§ Problem to work on: Here are some records; return them all exactly.

════════════════════

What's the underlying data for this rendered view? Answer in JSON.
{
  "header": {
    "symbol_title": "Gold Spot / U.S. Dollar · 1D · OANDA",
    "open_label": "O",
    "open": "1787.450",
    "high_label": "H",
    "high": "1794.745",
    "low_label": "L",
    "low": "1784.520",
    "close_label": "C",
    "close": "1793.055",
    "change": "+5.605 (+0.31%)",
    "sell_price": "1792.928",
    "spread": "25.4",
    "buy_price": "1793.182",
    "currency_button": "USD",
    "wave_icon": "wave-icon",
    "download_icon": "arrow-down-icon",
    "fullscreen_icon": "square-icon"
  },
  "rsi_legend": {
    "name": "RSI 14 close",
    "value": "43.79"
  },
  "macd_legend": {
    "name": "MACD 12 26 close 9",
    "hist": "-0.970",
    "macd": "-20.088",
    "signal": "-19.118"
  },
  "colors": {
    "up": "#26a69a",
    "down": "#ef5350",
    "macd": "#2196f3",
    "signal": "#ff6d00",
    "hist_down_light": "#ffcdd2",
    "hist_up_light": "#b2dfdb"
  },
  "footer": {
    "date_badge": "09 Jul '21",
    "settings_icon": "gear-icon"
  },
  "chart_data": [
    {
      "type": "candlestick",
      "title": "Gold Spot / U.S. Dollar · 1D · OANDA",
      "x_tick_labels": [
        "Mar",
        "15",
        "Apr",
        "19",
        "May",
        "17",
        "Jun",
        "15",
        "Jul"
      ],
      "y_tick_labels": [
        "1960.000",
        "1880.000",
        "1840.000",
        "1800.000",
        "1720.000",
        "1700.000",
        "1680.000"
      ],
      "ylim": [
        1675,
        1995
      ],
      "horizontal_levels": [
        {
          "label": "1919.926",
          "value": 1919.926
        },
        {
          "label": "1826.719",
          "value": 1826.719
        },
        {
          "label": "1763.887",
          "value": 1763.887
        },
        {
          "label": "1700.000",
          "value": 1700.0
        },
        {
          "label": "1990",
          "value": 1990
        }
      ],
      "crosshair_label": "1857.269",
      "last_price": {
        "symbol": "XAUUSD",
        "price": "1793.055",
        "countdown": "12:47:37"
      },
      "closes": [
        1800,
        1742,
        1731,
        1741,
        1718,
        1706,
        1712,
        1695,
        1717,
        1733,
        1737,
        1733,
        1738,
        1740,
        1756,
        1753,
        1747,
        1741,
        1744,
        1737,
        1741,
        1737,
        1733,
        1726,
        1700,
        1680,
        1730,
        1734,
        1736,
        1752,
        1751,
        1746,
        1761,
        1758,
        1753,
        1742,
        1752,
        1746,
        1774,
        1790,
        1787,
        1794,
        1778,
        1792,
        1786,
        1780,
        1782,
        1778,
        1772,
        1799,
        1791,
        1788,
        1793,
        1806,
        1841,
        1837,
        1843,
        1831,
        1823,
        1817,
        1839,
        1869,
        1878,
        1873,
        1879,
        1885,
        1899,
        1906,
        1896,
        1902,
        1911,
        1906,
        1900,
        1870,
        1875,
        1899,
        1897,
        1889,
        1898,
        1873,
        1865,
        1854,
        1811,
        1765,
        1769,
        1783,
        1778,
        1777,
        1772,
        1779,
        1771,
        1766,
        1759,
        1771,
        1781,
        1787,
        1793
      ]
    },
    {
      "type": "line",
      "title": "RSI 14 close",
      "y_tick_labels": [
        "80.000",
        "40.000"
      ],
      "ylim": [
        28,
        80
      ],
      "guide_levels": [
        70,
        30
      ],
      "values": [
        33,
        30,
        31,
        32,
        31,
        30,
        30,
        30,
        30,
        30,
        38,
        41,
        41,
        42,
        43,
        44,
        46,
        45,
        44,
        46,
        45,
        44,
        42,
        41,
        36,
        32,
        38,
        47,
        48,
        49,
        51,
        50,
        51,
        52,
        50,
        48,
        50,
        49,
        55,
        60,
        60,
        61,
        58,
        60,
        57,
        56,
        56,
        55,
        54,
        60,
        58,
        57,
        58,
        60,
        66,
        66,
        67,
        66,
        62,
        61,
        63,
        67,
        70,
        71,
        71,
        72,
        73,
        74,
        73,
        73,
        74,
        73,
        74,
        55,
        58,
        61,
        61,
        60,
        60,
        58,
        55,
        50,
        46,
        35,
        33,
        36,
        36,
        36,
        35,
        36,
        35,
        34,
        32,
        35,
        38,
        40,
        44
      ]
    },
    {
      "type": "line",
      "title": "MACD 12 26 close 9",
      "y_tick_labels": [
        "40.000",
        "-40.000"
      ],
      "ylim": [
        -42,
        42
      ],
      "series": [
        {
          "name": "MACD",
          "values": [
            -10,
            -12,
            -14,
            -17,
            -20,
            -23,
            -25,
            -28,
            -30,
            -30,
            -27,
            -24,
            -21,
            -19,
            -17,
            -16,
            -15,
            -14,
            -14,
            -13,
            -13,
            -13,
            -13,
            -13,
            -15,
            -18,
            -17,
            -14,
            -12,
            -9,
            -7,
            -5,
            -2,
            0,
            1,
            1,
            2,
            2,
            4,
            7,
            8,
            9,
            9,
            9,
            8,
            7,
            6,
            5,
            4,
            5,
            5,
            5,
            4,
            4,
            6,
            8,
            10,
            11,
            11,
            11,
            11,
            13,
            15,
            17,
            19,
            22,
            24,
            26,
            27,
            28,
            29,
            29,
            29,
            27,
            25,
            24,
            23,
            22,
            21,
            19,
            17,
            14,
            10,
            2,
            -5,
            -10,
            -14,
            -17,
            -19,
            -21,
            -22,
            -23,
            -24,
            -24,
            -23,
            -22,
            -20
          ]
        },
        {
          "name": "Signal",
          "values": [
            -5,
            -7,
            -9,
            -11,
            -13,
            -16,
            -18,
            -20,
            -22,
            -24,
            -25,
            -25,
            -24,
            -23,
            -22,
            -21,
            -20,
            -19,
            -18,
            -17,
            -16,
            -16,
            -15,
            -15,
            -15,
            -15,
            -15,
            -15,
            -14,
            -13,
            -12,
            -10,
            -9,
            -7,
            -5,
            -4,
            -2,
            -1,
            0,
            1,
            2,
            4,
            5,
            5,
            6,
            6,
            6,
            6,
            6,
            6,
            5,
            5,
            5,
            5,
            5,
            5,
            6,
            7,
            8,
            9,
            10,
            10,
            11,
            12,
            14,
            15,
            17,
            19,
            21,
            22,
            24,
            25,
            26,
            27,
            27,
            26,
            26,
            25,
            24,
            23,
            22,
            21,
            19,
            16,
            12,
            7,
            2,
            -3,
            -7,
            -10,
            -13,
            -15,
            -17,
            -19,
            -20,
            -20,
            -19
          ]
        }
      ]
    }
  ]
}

════════════════════

§ Full solution:
What's the underlying data for this rendered view? Answer in JSON.
{
  "header": {
    "symbol_title": "Gold Spot / U.S. Dollar · 1D · OANDA",
    "open_label": "O",
    "open": "1787.450",
    "high_label": "H",
    "high": "1794.745",
    "low_label": "L",
    "low": "1784.520",
    "close_label": "C",
    "close": "1793.055",
    "change": "+5.605 (+0.31%)",
    "sell_price": "1792.928",
    "spread": "25.4",
    "buy_price": "1793.182",
    "currency_button": "USD",
    "wave_icon": "wave-icon",
    "download_icon": "arrow-down-icon",
    "fullscreen_icon": "square-icon"
  },
  "rsi_legend": {
    "name": "RSI 14 close",
    "value": "43.79"
  },
  "macd_legend": {
    "name": "MACD 12 26 close 9",
    "hist": "-0.970",
    "macd": "-20.088",
    "signal": "-19.118"
  },
  "colors": {
    "up": "#26a69a",
    "down": "#ef5350",
    "macd": "#2196f3",
    "signal": "#ff6d00",
    "hist_down_light": "#ffcdd2",
    "hist_up_light": "#b2dfdb"
  },
  "footer": {
    "date_badge": "09 Jul '21",
    "settings_icon": "gear-icon"
  },
  "chart_data": [
    {
      "type": "candlestick",
      "title": "Gold Spot / U.S. Dollar · 1D · OANDA",
      "x_tick_labels": [
        "Mar",
        "15",
        "Apr",
        "19",
        "May",
        "17",
        "Jun",
        "15",
        "Jul"
      ],
      "y_tick_labels": [
        "1960.000",
        "1880.000",
        "1840.000",
        "1800.000",
        "1720.000",
        "1700.000",
        "1680.000"
      ],
      "ylim": [
        1675,
        1995
      ],
      "horizontal_levels": [
        {
          "label": "1919.926",
          "value": 1919.926
        },
        {
          "label": "1826.719",
          "value": 1826.719
        },
        {
          "label": "1763.887",
          "value": 1763.887
        },
        {
          "label": "1700.000",
          "value": 1700.0
        },
        {
          "label": "1990",
          "value": 1990
        }
      ],
      "crosshair_label": "1857.269",
      "last_price": {
        "symbol": "XAUUSD",
        "price": "1793.055",
        "countdown": "12:47:37"
      },
      "closes": [
        1800,
        1742,
        1731,
        1741,
        1718,
        1706,
        1712,
        1695,
        1717,
        1733,
        1737,
        1733,
        1738,
        1740,
        1756,
        1753,
        1747,
        1741,
        1744,
        1737,
        1741,
        1737,
        1733,
        1726,
        1700,
        1680,
        1730,
        1734,
        1736,
        1752,
        1751,
        1746,
        1761,
        1758,
        1753,
        1742,
        1752,
        1746,
        1774,
        1790,
        1787,
        1794,
        1778,
        1792,
        1786,
        1780,
        1782,
        1778,
        1772,
        1799,
        1791,
        1788,
        1793,
        1806,
        1841,
        1837,
        1843,
        1831,
        1823,
        1817,
        1839,
        1869,
        1878,
        1873,
        1879,
        1885,
        1899,
        1906,
        1896,
        1902,
        1911,
        1906,
        1900,
        1870,
        1875,
        1899,
        1897,
        1889,
        1898,
        1873,
        1865,
        1854,
        1811,
        1765,
        1769,
        1783,
        1778,
        1777,
        1772,
        1779,
        1771,
        1766,
        1759,
        1771,
        1781,
        1787,
        1793
      ]
    },
    {
      "type": "line",
      "title": "RSI 14 close",
      "y_tick_labels": [
        "80.000",
        "40.000"
      ],
      "ylim": [
        28,
        80
      ],
      "guide_levels": [
        70,
        30
      ],
      "values": [
        33,
        30,
        31,
        32,
        31,
        30,
        30,
        30,
        30,
        30,
        38,
        41,
        41,
        42,
        43,
        44,
        46,
        45,
        44,
        46,
        45,
        44,
        42,
        41,
        36,
        32,
        38,
        47,
        48,
        49,
        51,
        50,
        51,
        52,
        50,
        48,
        50,
        49,
        55,
        60,
        60,
        61,
        58,
        60,
        57,
        56,
        56,
        55,
        54,
        60,
        58,
        57,
        58,
        60,
        66,
        66,
        67,
        66,
        62,
        61,
        63,
        67,
        70,
        71,
        71,
        72,
        73,
        74,
        73,
        73,
        74,
        73,
        74,
        55,
        58,
        61,
        61,
        60,
        60,
        58,
        55,
        50,
        46,
        35,
        33,
        36,
        36,
        36,
        35,
        36,
        35,
        34,
        32,
        35,
        38,
        40,
        44
      ]
    },
    {
      "type": "line",
      "title": "MACD 12 26 close 9",
      "y_tick_labels": [
        "40.000",
        "-40.000"
      ],
      "ylim": [
        -42,
        42
      ],
      "series": [
        {
          "name": "MACD",
          "values": [
            -10,
            -12,
            -14,
            -17,
            -20,
            -23,
            -25,
            -28,
            -30,
            -30,
            -27,
            -24,
            -21,
            -19,
            -17,
            -16,
            -15,
            -14,
            -14,
            -13,
            -13,
            -13,
            -13,
            -13,
            -15,
            -18,
            -17,
            -14,
            -12,
            -9,
            -7,
            -5,
            -2,
            0,
            1,
            1,
            2,
            2,
            4,
            7,
            8,
            9,
            9,
            9,
            8,
            7,
            6,
            5,
            4,
            5,
            5,
            5,
            4,
            4,
            6,
            8,
            10,
            11,
            11,
            11,
            11,
            13,
            15,
            17,
            19,
            22,
            24,
            26,
            27,
            28,
            29,
            29,
            29,
            27,
            25,
            24,
            23,
            22,
            21,
            19,
            17,
            14,
            10,
            2,
            -5,
            -10,
            -14,
            -17,
            -19,
            -21,
            -22,
            -23,
            -24,
            -24,
            -23,
            -22,
            -20
          ]
        },
        {
          "name": "Signal",
          "values": [
            -5,
            -7,
            -9,
            -11,
            -13,
            -16,
            -18,
            -20,
            -22,
            -24,
            -25,
            -25,
            -24,
            -23,
            -22,
            -21,
            -20,
            -19,
            -18,
            -17,
            -16,
            -16,
            -15,
            -15,
            -15,
            -15,
            -15,
            -15,
            -14,
            -13,
            -12,
            -10,
            -9,
            -7,
            -5,
            -4,
            -2,
            -1,
            0,
            1,
            2,
            4,
            5,
            5,
            6,
            6,
            6,
            6,
            6,
            6,
            5,
            5,
            5,
            5,
            5,
            5,
            6,
            7,
            8,
            9,
            10,
            10,
            11,
            12,
            14,
            15,
            17,
            19,
            21,
            22,
            24,
            25,
            26,
            27,
            27,
            26,
            26,
            25,
            24,
            23,
            22,
            21,
            19,
            16,
            12,
            7,
            2,
            -3,
            -7,
            -10,
            -13,
            -15,
            -17,
            -19,
            -20,
            -20,
            -19
          ]
        }
      ]
    }
  ]
}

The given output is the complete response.